Task goal - What follows are records. Restate all of them word for word.

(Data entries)
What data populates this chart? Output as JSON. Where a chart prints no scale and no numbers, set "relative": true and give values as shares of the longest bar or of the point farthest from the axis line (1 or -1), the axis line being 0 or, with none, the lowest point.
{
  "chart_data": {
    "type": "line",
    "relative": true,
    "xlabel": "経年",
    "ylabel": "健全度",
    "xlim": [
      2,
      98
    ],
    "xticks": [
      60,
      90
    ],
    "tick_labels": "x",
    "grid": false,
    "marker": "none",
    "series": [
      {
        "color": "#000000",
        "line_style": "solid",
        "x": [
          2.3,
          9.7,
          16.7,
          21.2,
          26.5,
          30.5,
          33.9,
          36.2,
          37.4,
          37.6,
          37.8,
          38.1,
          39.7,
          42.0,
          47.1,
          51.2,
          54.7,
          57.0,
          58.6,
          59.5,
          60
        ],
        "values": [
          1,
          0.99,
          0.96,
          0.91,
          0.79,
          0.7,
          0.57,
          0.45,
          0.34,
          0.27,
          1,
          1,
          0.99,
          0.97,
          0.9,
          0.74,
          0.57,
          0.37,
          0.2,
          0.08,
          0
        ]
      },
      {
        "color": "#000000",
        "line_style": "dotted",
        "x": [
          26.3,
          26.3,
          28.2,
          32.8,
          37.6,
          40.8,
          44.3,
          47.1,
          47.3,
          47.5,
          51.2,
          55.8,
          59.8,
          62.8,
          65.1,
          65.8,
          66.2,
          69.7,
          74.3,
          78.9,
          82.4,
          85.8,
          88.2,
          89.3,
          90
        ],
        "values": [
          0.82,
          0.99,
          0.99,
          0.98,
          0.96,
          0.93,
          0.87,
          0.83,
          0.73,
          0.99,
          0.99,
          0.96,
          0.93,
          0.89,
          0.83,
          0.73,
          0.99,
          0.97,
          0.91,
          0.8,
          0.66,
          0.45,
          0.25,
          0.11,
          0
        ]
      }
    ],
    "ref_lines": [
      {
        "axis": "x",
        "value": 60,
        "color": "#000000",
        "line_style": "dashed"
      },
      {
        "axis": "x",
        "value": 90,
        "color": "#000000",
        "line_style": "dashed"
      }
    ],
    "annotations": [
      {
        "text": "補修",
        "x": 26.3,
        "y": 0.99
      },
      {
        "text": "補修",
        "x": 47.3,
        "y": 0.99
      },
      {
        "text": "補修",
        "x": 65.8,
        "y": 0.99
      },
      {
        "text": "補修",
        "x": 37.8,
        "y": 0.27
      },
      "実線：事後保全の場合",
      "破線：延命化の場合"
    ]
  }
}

Response -
What data populates this chart? Output as JSON. Where a chart prints no scale and no numbers, set "relative": true and give values as shares of the longest bar or of the point farthest from the axis line (1 or -1), the axis line being 0 or, with none, the lowest point.
{
  "chart_data": {
    "type": "line",
    "relative": true,
    "xlabel": "経年",
    "ylabel": "健全度",
    "xlim": [
      2,
      98
    ],
    "xticks": [
      60,
      90
    ],
    "tick_labels": "x",
    "grid": false,
    "marker": "none",
    "series": [
      {
        "color": "#000000",
        "line_style": "solid",
        "x": [
          2.3,
          9.7,
          16.7,
          21.2,
          26.5,
          30.5,
          33.9,
          36.2,
          37.4,
          37.6,
          37.8,
          38.1,
          39.7,
          42.0,
          47.1,
          51.2,
          54.7,
          57.0,
          58.6,
          59.5,
          60
        ],
        "values": [
          1,
          0.99,
          0.96,
          0.91,
          0.79,
          0.7,
          0.57,
          0.45,
          0.34,
          0.27,
          1,
          1,
          0.99,
          0.97,
          0.9,
          0.74,
          0.57,
          0.37,
          0.2,
          0.08,
          0
        ]
      },
      {
        "color": "#000000",
        "line_style": "dotted",
        "x": [
          26.3,
          26.3,
          28.2,
          32.8,
          37.6,
          40.8,
          44.3,
          47.1,
          47.3,
          47.5,
          51.2,
          55.8,
          59.8,
          62.8,
          65.1,
          65.8,
          66.2,
          69.7,
          74.3,
          78.9,
          82.4,
          85.8,
          88.2,
          89.3,
          90
        ],
        "values": [
          0.82,
          0.99,
          0.99,
          0.98,
          0.96,
          0.93,
          0.87,
          0.83,
          0.73,
          0.99,
          0.99,
          0.96,
          0.93,
          0.89,
          0.83,
          0.73,
          0.99,
          0.97,
          0.91,
          0.8,
          0.66,
          0.45,
          0.25,
          0.11,
          0
        ]
      }
    ],
    "ref_lines": [
      {
        "axis": "x",
        "value": 60,
        "color": "#000000",
        "line_style": "dashed"
      },
      {
        "axis": "x",
        "value": 90,
        "color": "#000000",
        "line_style": "dashed"
      }
    ],
    "annotations": [
      {
        "text": "補修",
        "x": 26.3,
        "y": 0.99
      },
      {
        "text": "補修",
        "x": 47.3,
        "y": 0.99
      },
      {
        "text": "補修",
        "x": 65.8,
        "y": 0.99
      },
      {
        "text": "補修",
        "x": 37.8,
        "y": 0.27
      },
      "実線：事後保全の場合",
      "破線：延命化の場合"
    ]
  }
}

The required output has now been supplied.